> **WRITTEN TASK**
List the lines of this listing that hold the word "выплаты".

> **RECORD EXCERPTS**
--- BEGIN ---

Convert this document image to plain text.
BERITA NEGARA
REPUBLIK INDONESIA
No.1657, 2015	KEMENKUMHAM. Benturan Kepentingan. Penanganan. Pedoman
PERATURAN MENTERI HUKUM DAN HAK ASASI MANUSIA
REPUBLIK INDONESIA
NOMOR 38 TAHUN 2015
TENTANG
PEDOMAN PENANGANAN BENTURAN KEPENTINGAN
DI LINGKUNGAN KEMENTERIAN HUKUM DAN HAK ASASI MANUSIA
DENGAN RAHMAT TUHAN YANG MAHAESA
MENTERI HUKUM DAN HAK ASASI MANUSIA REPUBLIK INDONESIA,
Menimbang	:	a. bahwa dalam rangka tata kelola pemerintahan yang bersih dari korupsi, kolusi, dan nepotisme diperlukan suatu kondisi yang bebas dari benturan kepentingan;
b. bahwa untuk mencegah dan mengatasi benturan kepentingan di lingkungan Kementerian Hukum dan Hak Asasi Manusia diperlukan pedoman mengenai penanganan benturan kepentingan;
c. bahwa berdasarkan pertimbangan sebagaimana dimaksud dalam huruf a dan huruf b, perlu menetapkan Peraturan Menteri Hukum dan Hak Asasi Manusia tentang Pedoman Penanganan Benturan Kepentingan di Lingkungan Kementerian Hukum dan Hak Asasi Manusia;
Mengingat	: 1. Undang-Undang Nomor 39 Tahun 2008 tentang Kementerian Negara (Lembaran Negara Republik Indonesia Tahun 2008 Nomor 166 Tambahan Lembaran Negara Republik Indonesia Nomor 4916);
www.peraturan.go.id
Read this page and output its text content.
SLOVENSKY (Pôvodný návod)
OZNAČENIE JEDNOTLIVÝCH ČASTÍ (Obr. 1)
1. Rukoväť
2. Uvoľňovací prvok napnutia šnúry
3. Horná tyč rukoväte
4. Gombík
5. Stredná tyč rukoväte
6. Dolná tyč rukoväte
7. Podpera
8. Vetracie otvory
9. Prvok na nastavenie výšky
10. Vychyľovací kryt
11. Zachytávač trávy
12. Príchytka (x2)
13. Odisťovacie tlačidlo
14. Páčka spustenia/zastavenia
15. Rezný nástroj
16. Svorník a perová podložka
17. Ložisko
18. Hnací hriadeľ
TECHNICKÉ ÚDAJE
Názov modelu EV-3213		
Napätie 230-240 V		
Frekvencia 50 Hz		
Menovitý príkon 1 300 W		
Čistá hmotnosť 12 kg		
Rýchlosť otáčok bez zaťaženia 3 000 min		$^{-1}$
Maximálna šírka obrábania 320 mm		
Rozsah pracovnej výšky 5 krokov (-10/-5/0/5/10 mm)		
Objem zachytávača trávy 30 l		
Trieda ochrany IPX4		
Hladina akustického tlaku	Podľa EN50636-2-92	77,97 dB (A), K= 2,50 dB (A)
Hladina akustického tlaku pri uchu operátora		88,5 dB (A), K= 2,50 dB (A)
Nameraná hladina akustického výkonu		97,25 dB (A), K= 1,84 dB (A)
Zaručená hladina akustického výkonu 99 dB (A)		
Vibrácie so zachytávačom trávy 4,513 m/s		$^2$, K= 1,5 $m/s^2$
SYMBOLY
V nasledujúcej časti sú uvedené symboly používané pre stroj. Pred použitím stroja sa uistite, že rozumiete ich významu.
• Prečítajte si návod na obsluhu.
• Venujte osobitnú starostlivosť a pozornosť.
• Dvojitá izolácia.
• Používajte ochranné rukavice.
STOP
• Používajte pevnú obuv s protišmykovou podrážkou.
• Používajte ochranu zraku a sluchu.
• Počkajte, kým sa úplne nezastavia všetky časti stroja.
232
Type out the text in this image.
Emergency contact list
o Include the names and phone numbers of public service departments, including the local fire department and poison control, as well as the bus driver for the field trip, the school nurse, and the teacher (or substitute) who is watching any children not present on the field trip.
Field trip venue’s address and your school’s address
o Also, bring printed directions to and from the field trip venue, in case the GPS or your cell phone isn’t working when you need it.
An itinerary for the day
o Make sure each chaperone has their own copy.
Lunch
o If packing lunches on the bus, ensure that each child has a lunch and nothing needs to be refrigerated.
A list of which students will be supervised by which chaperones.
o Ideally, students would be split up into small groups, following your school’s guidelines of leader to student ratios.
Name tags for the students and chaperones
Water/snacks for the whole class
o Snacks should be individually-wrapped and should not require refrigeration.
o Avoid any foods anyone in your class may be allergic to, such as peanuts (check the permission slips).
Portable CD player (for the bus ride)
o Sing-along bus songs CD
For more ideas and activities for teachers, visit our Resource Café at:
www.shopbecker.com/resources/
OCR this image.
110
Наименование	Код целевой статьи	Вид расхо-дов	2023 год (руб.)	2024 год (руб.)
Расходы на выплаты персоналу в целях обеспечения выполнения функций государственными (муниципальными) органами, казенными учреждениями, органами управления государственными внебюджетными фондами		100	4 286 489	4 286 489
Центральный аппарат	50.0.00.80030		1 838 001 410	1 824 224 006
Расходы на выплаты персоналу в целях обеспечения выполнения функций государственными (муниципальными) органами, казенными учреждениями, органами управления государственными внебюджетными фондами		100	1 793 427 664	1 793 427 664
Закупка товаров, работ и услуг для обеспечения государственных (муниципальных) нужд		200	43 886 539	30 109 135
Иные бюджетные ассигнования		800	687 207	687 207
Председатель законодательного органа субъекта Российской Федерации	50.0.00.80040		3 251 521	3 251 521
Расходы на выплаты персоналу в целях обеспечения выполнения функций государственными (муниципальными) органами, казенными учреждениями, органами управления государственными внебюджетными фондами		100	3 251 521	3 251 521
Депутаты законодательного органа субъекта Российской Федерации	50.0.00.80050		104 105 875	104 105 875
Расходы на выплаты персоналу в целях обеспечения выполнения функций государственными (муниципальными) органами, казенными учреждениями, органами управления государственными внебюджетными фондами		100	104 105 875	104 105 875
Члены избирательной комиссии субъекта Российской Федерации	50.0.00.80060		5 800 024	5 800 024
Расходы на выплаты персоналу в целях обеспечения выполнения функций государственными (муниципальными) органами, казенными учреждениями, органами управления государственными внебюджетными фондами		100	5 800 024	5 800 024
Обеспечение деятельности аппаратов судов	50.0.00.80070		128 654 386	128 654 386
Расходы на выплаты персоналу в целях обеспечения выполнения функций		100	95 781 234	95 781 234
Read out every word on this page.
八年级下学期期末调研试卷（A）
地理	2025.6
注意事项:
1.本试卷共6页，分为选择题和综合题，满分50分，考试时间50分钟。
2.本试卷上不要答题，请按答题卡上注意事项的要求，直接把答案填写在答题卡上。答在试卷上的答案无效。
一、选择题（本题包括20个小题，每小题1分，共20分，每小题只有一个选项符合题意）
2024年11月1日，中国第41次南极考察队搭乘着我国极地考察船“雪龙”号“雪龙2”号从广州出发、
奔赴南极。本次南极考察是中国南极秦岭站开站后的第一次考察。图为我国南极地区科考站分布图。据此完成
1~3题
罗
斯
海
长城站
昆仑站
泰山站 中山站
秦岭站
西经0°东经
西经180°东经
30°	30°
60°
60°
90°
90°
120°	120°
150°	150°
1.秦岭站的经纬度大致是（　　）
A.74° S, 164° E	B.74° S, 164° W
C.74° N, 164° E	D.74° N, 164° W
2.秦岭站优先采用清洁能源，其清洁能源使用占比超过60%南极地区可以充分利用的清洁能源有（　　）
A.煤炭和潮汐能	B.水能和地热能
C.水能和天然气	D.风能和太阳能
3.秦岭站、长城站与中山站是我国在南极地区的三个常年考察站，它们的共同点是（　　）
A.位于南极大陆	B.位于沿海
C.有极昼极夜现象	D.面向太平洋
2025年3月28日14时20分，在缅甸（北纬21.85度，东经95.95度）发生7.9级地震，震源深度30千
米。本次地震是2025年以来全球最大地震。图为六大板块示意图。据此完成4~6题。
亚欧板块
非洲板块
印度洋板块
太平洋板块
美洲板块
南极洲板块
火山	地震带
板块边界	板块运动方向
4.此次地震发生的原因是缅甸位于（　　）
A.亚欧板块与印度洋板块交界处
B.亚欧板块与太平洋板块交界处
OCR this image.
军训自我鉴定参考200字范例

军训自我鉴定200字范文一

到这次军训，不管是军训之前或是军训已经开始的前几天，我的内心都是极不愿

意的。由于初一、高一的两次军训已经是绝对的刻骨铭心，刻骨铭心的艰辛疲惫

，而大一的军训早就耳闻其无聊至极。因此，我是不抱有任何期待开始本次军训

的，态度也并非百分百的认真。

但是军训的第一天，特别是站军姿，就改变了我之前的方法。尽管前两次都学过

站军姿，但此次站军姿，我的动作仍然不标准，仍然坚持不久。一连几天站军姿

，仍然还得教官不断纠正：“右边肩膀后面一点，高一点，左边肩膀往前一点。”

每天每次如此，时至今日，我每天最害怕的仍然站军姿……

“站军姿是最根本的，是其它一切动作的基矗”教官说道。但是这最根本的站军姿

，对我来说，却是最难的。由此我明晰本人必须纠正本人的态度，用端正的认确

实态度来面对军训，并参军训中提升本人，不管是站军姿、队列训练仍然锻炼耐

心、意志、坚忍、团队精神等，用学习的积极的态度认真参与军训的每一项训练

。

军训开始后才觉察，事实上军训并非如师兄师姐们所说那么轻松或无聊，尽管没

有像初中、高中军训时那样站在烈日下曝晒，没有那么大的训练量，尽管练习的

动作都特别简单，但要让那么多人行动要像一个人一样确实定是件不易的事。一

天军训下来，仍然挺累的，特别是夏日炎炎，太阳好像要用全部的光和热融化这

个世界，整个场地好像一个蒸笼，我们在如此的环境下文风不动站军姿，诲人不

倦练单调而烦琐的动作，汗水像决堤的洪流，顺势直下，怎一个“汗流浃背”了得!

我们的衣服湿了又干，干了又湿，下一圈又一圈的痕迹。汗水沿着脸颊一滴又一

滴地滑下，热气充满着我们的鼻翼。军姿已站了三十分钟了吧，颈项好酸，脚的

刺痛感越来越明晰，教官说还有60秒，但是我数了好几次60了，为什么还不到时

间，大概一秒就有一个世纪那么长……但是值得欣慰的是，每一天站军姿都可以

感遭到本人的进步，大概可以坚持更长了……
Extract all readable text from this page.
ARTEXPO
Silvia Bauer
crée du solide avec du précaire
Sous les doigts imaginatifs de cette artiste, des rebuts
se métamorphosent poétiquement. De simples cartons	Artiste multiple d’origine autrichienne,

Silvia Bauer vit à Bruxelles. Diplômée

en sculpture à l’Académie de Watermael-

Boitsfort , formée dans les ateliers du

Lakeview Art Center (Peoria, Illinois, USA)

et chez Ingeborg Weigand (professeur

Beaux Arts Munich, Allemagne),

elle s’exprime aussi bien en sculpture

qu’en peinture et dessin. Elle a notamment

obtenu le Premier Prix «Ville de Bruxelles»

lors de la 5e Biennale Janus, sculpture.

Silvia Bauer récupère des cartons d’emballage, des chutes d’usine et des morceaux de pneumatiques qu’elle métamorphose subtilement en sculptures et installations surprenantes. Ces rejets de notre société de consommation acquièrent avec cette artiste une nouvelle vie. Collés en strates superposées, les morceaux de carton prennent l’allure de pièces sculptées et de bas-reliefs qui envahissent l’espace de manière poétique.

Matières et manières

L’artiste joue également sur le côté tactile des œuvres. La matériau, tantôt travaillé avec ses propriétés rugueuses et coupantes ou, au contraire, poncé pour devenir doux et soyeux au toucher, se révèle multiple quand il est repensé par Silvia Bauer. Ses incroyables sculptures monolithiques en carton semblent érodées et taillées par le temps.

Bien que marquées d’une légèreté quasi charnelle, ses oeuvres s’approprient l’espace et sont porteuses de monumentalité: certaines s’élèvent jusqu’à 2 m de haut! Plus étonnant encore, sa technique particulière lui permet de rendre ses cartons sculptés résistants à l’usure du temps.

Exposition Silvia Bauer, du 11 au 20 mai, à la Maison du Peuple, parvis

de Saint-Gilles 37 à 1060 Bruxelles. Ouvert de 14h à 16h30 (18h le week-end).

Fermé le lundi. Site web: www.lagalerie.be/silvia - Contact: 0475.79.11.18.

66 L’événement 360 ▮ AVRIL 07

--- END ---

> **RESPONSE TO THIS EXERCISE**
Расходы на выплаты персоналу в целях обеспечения выполнения функций государственными (муниципальными) органами, казенными учреждениями, органами управления государственными внебюджетными фондами		100	4 286 489	4 286 489
Расходы на выплаты персоналу в целях обеспечения выполнения функций государственными (муниципальными) органами, казенными учреждениями, органами управления государственными внебюджетными фондами		100	1 793 427 664	1 793 427 664
Расходы на выплаты персоналу в целях обеспечения выполнения функций государственными (муниципальными) органами, казенными учреждениями, органами управления государственными внебюджетными фондами		100	3 251 521	3 251 521
Расходы на выплаты персоналу в целях обеспечения выполнения функций государственными (муниципальными) органами, казенными учреждениями, органами управления государственными внебюджетными фондами		100	104 105 875	104 105 875
Расходы на выплаты персоналу в целях обеспечения выполнения функций государственными (муниципальными) органами, казенными учреждениями, органами управления государственными внебюджетными фондами		100	5 800 024	5 800 024
Расходы на выплаты персоналу в целях обеспечения выполнения функций		100	95 781 234	95 781 234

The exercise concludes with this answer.